Restate the entries word for word, omitting nothing.

> Material provided
§ §

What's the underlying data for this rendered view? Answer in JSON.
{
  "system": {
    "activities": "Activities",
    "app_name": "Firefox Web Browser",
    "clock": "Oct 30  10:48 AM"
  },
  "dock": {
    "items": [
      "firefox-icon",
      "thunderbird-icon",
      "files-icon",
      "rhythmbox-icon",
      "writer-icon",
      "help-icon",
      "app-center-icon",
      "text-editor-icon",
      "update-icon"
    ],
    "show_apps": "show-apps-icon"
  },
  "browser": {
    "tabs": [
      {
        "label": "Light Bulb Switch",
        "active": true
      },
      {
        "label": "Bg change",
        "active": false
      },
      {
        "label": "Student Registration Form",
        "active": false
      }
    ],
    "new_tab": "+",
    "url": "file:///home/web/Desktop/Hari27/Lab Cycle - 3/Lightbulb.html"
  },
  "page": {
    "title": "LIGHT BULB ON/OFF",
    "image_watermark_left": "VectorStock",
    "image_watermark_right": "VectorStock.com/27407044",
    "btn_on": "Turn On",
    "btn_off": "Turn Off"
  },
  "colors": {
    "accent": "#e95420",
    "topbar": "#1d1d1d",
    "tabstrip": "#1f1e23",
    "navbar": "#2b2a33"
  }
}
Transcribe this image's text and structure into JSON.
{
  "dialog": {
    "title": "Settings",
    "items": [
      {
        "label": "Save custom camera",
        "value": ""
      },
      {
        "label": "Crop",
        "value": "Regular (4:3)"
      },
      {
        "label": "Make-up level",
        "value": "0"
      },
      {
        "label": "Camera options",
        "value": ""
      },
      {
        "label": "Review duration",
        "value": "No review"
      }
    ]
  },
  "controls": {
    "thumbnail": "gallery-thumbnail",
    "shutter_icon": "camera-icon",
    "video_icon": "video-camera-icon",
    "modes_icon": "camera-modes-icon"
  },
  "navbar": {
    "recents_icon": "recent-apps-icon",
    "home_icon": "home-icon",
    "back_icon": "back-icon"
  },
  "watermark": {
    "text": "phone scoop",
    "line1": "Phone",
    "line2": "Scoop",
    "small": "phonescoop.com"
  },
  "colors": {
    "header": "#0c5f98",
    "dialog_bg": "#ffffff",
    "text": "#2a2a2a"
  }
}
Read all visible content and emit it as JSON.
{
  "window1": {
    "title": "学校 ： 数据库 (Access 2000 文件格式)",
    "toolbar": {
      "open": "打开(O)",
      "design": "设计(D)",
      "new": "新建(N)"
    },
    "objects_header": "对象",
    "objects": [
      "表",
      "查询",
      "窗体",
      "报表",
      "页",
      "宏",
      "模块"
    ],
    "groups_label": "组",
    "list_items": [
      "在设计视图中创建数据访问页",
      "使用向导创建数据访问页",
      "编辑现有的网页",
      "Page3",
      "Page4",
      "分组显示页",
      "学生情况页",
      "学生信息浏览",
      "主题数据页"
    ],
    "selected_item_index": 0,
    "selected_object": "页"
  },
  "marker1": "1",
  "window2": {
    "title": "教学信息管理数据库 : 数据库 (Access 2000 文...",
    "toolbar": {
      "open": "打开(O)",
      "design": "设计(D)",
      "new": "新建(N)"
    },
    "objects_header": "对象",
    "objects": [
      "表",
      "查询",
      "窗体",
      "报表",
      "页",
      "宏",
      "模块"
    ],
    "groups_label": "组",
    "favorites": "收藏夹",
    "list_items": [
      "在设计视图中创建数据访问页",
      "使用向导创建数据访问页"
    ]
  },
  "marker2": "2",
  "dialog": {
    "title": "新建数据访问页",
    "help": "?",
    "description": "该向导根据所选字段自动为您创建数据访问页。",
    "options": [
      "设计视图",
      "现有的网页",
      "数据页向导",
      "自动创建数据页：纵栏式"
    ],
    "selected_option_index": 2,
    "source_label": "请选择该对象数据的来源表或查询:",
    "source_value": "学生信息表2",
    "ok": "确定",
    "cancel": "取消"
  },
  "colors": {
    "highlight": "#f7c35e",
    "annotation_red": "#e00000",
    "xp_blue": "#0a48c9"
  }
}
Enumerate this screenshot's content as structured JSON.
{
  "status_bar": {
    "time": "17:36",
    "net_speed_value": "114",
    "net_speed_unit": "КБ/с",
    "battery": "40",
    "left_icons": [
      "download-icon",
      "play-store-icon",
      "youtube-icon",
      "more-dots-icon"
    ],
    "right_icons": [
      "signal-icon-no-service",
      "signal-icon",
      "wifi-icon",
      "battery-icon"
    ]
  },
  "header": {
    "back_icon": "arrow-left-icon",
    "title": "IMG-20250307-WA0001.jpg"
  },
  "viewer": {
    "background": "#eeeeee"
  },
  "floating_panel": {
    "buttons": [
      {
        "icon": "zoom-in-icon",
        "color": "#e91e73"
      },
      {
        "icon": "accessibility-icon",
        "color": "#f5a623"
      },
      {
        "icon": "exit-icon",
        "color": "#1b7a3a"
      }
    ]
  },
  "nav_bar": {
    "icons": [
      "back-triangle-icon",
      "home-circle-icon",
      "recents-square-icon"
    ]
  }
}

§ §

> Complete response
What's the underlying data for this rendered view? Answer in JSON.
{
  "system": {
    "activities": "Activities",
    "app_name": "Firefox Web Browser",
    "clock": "Oct 30  10:48 AM"
  },
  "dock": {
    "items": [
      "firefox-icon",
      "thunderbird-icon",
      "files-icon",
      "rhythmbox-icon",
      "writer-icon",
      "help-icon",
      "app-center-icon",
      "text-editor-icon",
      "update-icon"
    ],
    "show_apps": "show-apps-icon"
  },
  "browser": {
    "tabs": [
      {
        "label": "Light Bulb Switch",
        "active": true
      },
      {
        "label": "Bg change",
        "active": false
      },
      {
        "label": "Student Registration Form",
        "active": false
      }
    ],
    "new_tab": "+",
    "url": "file:///home/web/Desktop/Hari27/Lab Cycle - 3/Lightbulb.html"
  },
  "page": {
    "title": "LIGHT BULB ON/OFF",
    "image_watermark_left": "VectorStock",
    "image_watermark_right": "VectorStock.com/27407044",
    "btn_on": "Turn On",
    "btn_off": "Turn Off"
  },
  "colors": {
    "accent": "#e95420",
    "topbar": "#1d1d1d",
    "tabstrip": "#1f1e23",
    "navbar": "#2b2a33"
  }
}
Transcribe this image's text and structure into JSON.
{
  "dialog": {
    "title": "Settings",
    "items": [
      {
        "label": "Save custom camera",
        "value": ""
      },
      {
        "label": "Crop",
        "value": "Regular (4:3)"
      },
      {
        "label": "Make-up level",
        "value": "0"
      },
      {
        "label": "Camera options",
        "value": ""
      },
      {
        "label": "Review duration",
        "value": "No review"
      }
    ]
  },
  "controls": {
    "thumbnail": "gallery-thumbnail",
    "shutter_icon": "camera-icon",
    "video_icon": "video-camera-icon",
    "modes_icon": "camera-modes-icon"
  },
  "navbar": {
    "recents_icon": "recent-apps-icon",
    "home_icon": "home-icon",
    "back_icon": "back-icon"
  },
  "watermark": {
    "text": "phone scoop",
    "line1": "Phone",
    "line2": "Scoop",
    "small": "phonescoop.com"
  },
  "colors": {
    "header": "#0c5f98",
    "dialog_bg": "#ffffff",
    "text": "#2a2a2a"
  }
}
Read all visible content and emit it as JSON.
{
  "window1": {
    "title": "学校 ： 数据库 (Access 2000 文件格式)",
    "toolbar": {
      "open": "打开(O)",
      "design": "设计(D)",
      "new": "新建(N)"
    },
    "objects_header": "对象",
    "objects": [
      "表",
      "查询",
      "窗体",
      "报表",
      "页",
      "宏",
      "模块"
    ],
    "groups_label": "组",
    "list_items": [
      "在设计视图中创建数据访问页",
      "使用向导创建数据访问页",
      "编辑现有的网页",
      "Page3",
      "Page4",
      "分组显示页",
      "学生情况页",
      "学生信息浏览",
      "主题数据页"
    ],
    "selected_item_index": 0,
    "selected_object": "页"
  },
  "marker1": "1",
  "window2": {
    "title": "教学信息管理数据库 : 数据库 (Access 2000 文...",
    "toolbar": {
      "open": "打开(O)",
      "design": "设计(D)",
      "new": "新建(N)"
    },
    "objects_header": "对象",
    "objects": [
      "表",
      "查询",
      "窗体",
      "报表",
      "页",
      "宏",
      "模块"
    ],
    "groups_label": "组",
    "favorites": "收藏夹",
    "list_items": [
      "在设计视图中创建数据访问页",
      "使用向导创建数据访问页"
    ]
  },
  "marker2": "2",
  "dialog": {
    "title": "新建数据访问页",
    "help": "?",
    "description": "该向导根据所选字段自动为您创建数据访问页。",
    "options": [
      "设计视图",
      "现有的网页",
      "数据页向导",
      "自动创建数据页：纵栏式"
    ],
    "selected_option_index": 2,
    "source_label": "请选择该对象数据的来源表或查询:",
    "source_value": "学生信息表2",
    "ok": "确定",
    "cancel": "取消"
  },
  "colors": {
    "highlight": "#f7c35e",
    "annotation_red": "#e00000",
    "xp_blue": "#0a48c9"
  }
}
Enumerate this screenshot's content as structured JSON.
{
  "status_bar": {
    "time": "17:36",
    "net_speed_value": "114",
    "net_speed_unit": "КБ/с",
    "battery": "40",
    "left_icons": [
      "download-icon",
      "play-store-icon",
      "youtube-icon",
      "more-dots-icon"
    ],
    "right_icons": [
      "signal-icon-no-service",
      "signal-icon",
      "wifi-icon",
      "battery-icon"
    ]
  },
  "header": {
    "back_icon": "arrow-left-icon",
    "title": "IMG-20250307-WA0001.jpg"
  },
  "viewer": {
    "background": "#eeeeee"
  },
  "floating_panel": {
    "buttons": [
      {
        "icon": "zoom-in-icon",
        "color": "#e91e73"
      },
      {
        "icon": "accessibility-icon",
        "color": "#f5a623"
      },
      {
        "icon": "exit-icon",
        "color": "#1b7a3a"
      }
    ]
  },
  "nav_bar": {
    "icons": [
      "back-triangle-icon",
      "home-circle-icon",
      "recents-square-icon"
    ]
  }
}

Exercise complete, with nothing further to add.